▶ Task goal
Copy out the listing that follows, exact in every word, and skip the images.

________________________

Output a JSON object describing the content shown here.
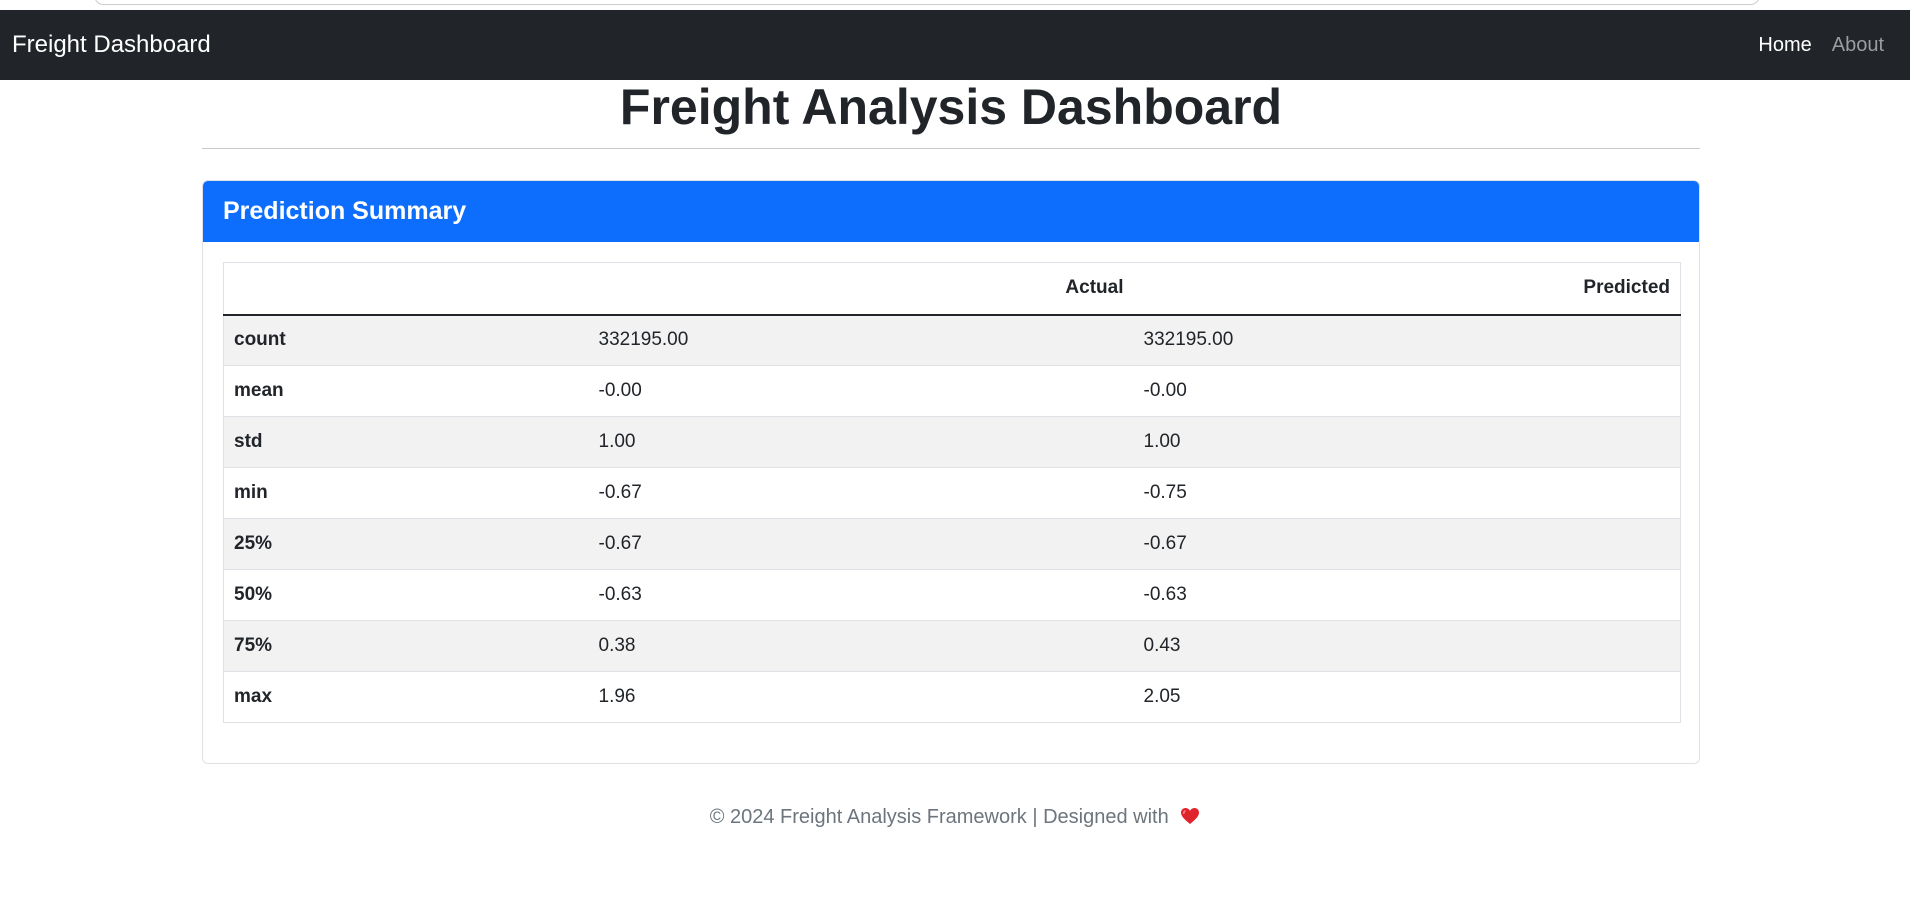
{
  "navbar": {
    "brand": "Freight Dashboard",
    "links": [
      {
        "label": "Home",
        "active": true
      },
      {
        "label": "About",
        "active": false
      }
    ]
  },
  "page": {
    "title": "Freight Analysis Dashboard"
  },
  "card": {
    "header": "Prediction Summary",
    "header_color": "#0d6efd"
  },
  "table": {
    "columns": [
      "",
      "Actual",
      "Predicted"
    ],
    "rows": [
      {
        "label": "count",
        "actual": "332195.00",
        "predicted": "332195.00"
      },
      {
        "label": "mean",
        "actual": "-0.00",
        "predicted": "-0.00"
      },
      {
        "label": "std",
        "actual": "1.00",
        "predicted": "1.00"
      },
      {
        "label": "min",
        "actual": "-0.67",
        "predicted": "-0.75"
      },
      {
        "label": "25%",
        "actual": "-0.67",
        "predicted": "-0.67"
      },
      {
        "label": "50%",
        "actual": "-0.63",
        "predicted": "-0.63"
      },
      {
        "label": "75%",
        "actual": "0.38",
        "predicted": "0.43"
      },
      {
        "label": "max",
        "actual": "1.96",
        "predicted": "2.05"
      }
    ]
  },
  "footer": {
    "text": "© 2024 Freight Analysis Framework | Designed with",
    "icon": "heart-icon",
    "icon_color": "#e0242b"
  }
}
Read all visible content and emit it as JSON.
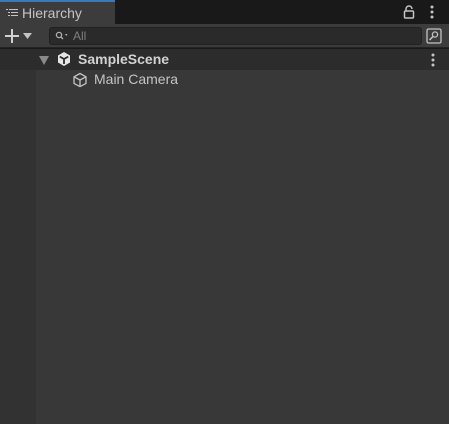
{
  "window": {
    "tab_label": "Hierarchy"
  },
  "toolbar": {
    "search_placeholder": "All"
  },
  "hierarchy": {
    "scene_name": "SampleScene",
    "items": [
      {
        "label": "Main Camera"
      }
    ]
  },
  "colors": {
    "accent": "#3a79bb",
    "panel_bg": "#383838",
    "toolbar_bg": "#3c3c3c",
    "scene_row_bg": "#2c2c2c",
    "text": "#c4c4c4"
  }
}
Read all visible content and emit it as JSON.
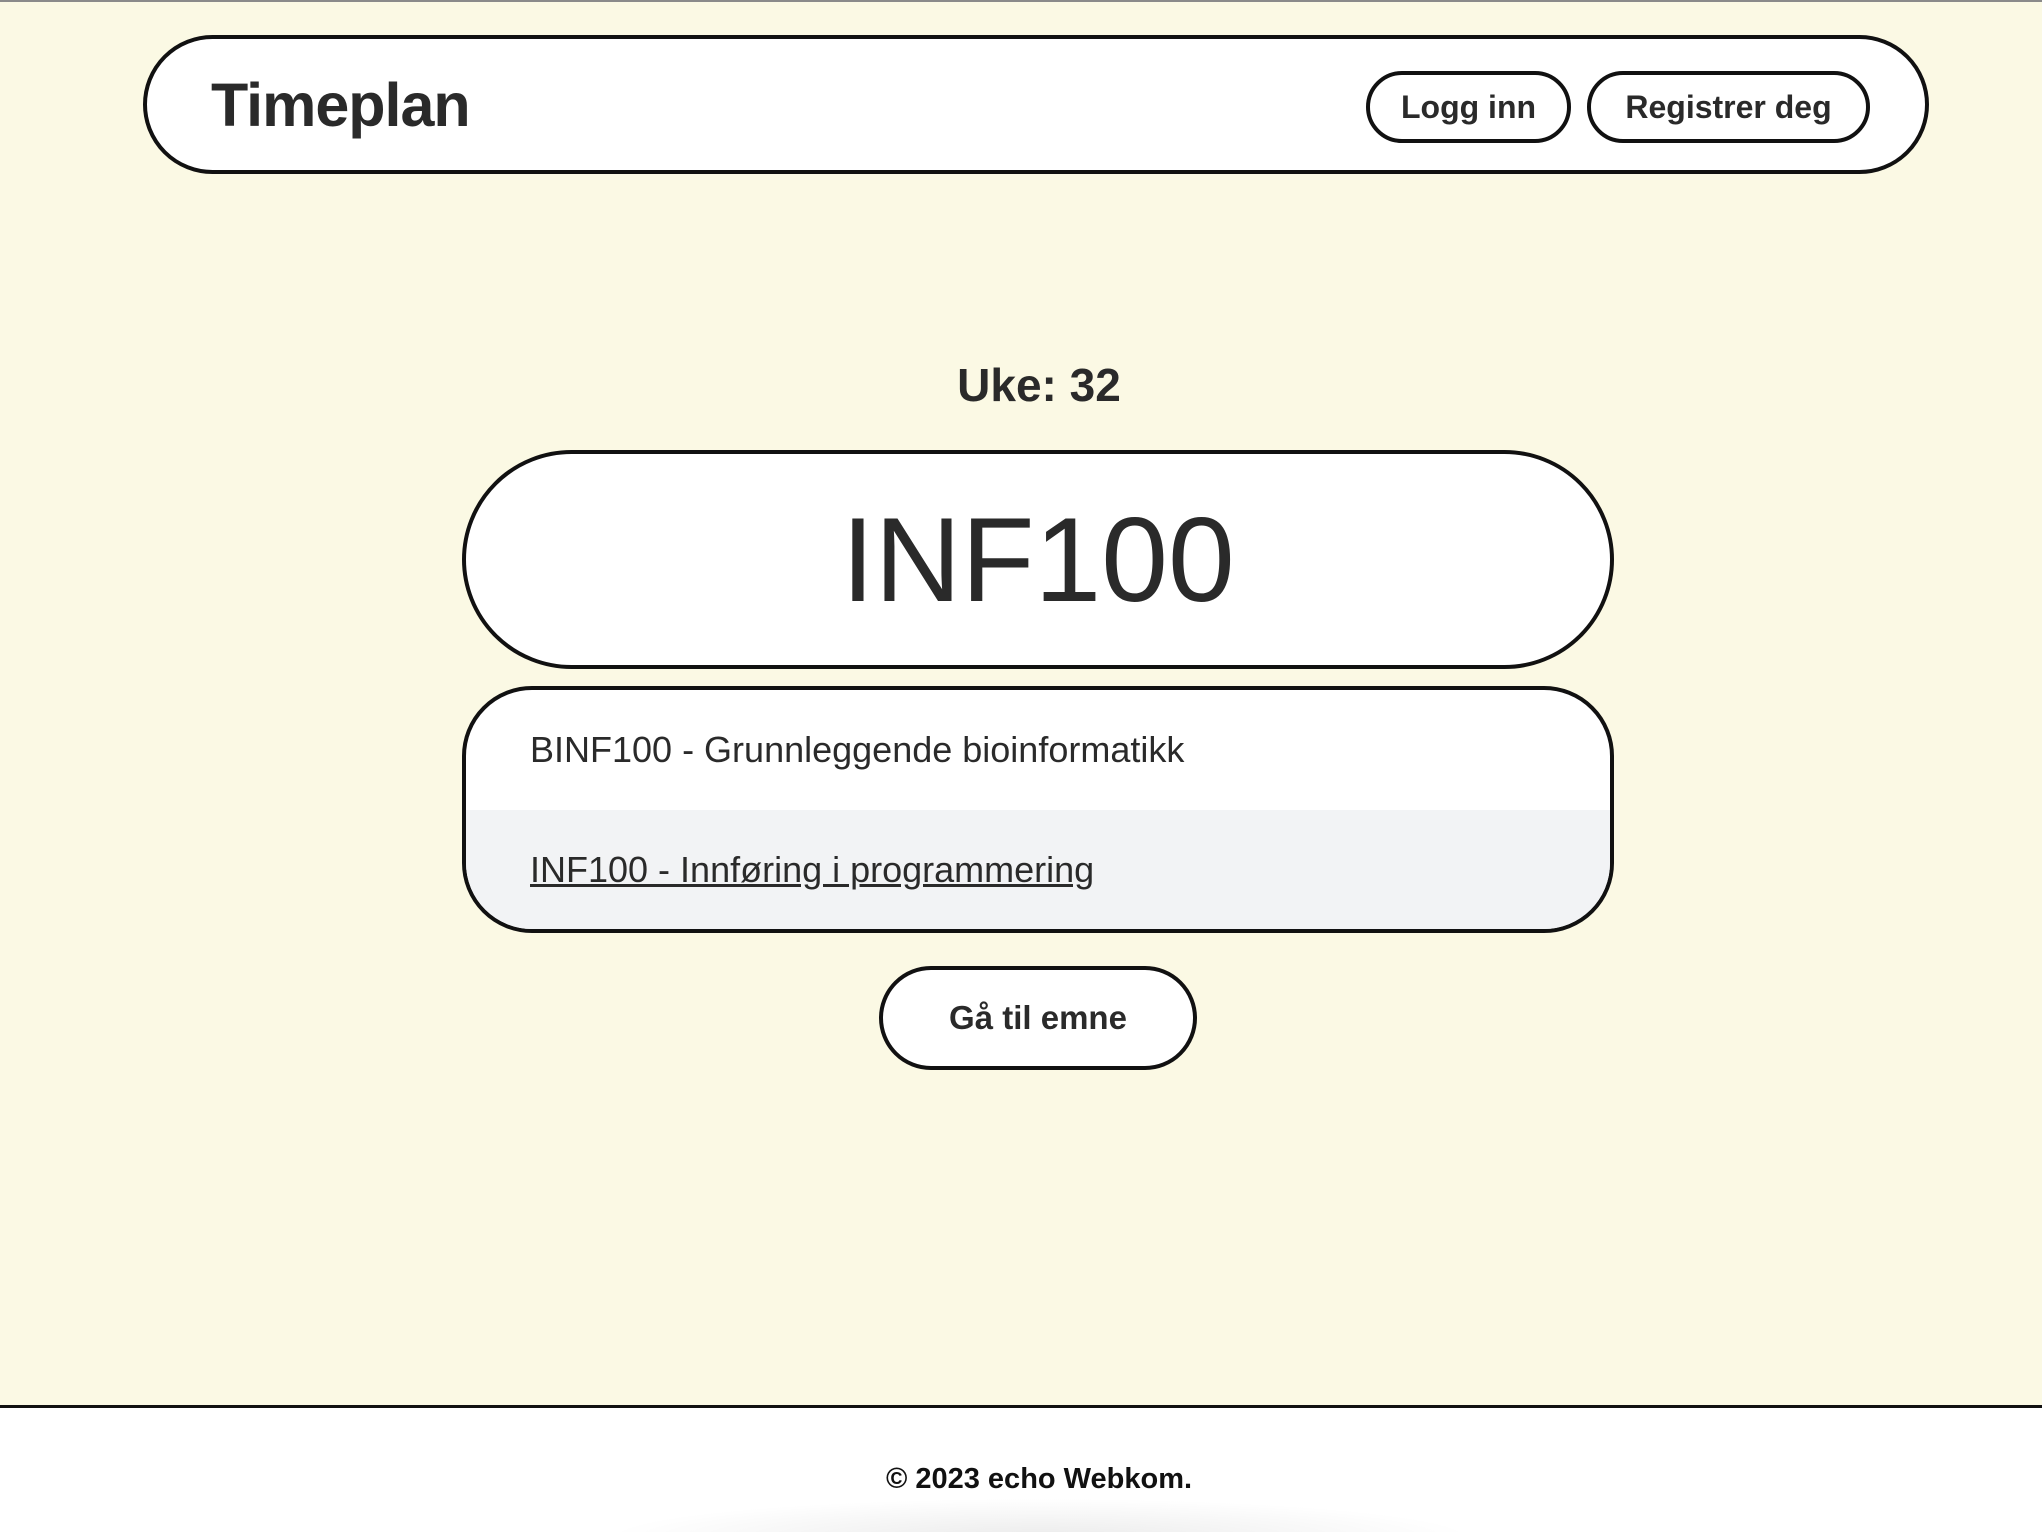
{
  "header": {
    "brand": "Timeplan",
    "login_label": "Logg inn",
    "register_label": "Registrer deg"
  },
  "week": {
    "label": "Uke: 32"
  },
  "course_search": {
    "value": "INF100"
  },
  "suggestions": [
    {
      "label": "BINF100 - Grunnleggende bioinformatikk"
    },
    {
      "label": "INF100 - Innføring i programmering"
    }
  ],
  "go_button": {
    "label": "Gå til emne"
  },
  "footer": {
    "text": "© 2023 echo Webkom."
  },
  "colors": {
    "page_background": "#fbf9e4",
    "surface": "#ffffff",
    "border": "#111111",
    "text": "#2a2a2a",
    "hover_row": "#f2f3f5"
  }
}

________________________

▶ Response to this task
Output a JSON object describing the content shown here.
{
  "navbar": {
    "brand": "Freight Dashboard",
    "links": [
      {
        "label": "Home",
        "active": true
      },
      {
        "label": "About",
        "active": false
      }
    ]
  },
  "page": {
    "title": "Freight Analysis Dashboard"
  },
  "card": {
    "header": "Prediction Summary",
    "header_color": "#0d6efd"
  },
  "table": {
    "columns": [
      "",
      "Actual",
      "Predicted"
    ],
    "rows": [
      {
        "label": "count",
        "actual": "332195.00",
        "predicted": "332195.00"
      },
      {
        "label": "mean",
        "actual": "-0.00",
        "predicted": "-0.00"
      },
      {
        "label": "std",
        "actual": "1.00",
        "predicted": "1.00"
      },
      {
        "label": "min",
        "actual": "-0.67",
        "predicted": "-0.75"
      },
      {
        "label": "25%",
        "actual": "-0.67",
        "predicted": "-0.67"
      },
      {
        "label": "50%",
        "actual": "-0.63",
        "predicted": "-0.63"
      },
      {
        "label": "75%",
        "actual": "0.38",
        "predicted": "0.43"
      },
      {
        "label": "max",
        "actual": "1.96",
        "predicted": "2.05"
      }
    ]
  },
  "footer": {
    "text": "© 2024 Freight Analysis Framework | Designed with",
    "icon": "heart-icon",
    "icon_color": "#e0242b"
  }
}
Read all visible content and emit it as JSON.
{
  "window": {
    "tab_label": "Hierarchy"
  },
  "toolbar": {
    "search_placeholder": "All"
  },
  "hierarchy": {
    "scene_name": "SampleScene",
    "items": [
      {
        "label": "Main Camera"
      }
    ]
  },
  "colors": {
    "accent": "#3a79bb",
    "panel_bg": "#383838",
    "toolbar_bg": "#3c3c3c",
    "scene_row_bg": "#2c2c2c",
    "text": "#c4c4c4"
  }
}
Read all visible content and emit it as JSON.
{
  "header": {
    "brand": "Timeplan",
    "login_label": "Logg inn",
    "register_label": "Registrer deg"
  },
  "week": {
    "label": "Uke: 32"
  },
  "course_search": {
    "value": "INF100"
  },
  "suggestions": [
    {
      "label": "BINF100 - Grunnleggende bioinformatikk"
    },
    {
      "label": "INF100 - Innføring i programmering"
    }
  ],
  "go_button": {
    "label": "Gå til emne"
  },
  "footer": {
    "text": "© 2023 echo Webkom."
  },
  "colors": {
    "page_background": "#fbf9e4",
    "surface": "#ffffff",
    "border": "#111111",
    "text": "#2a2a2a",
    "hover_row": "#f2f3f5"
  }
}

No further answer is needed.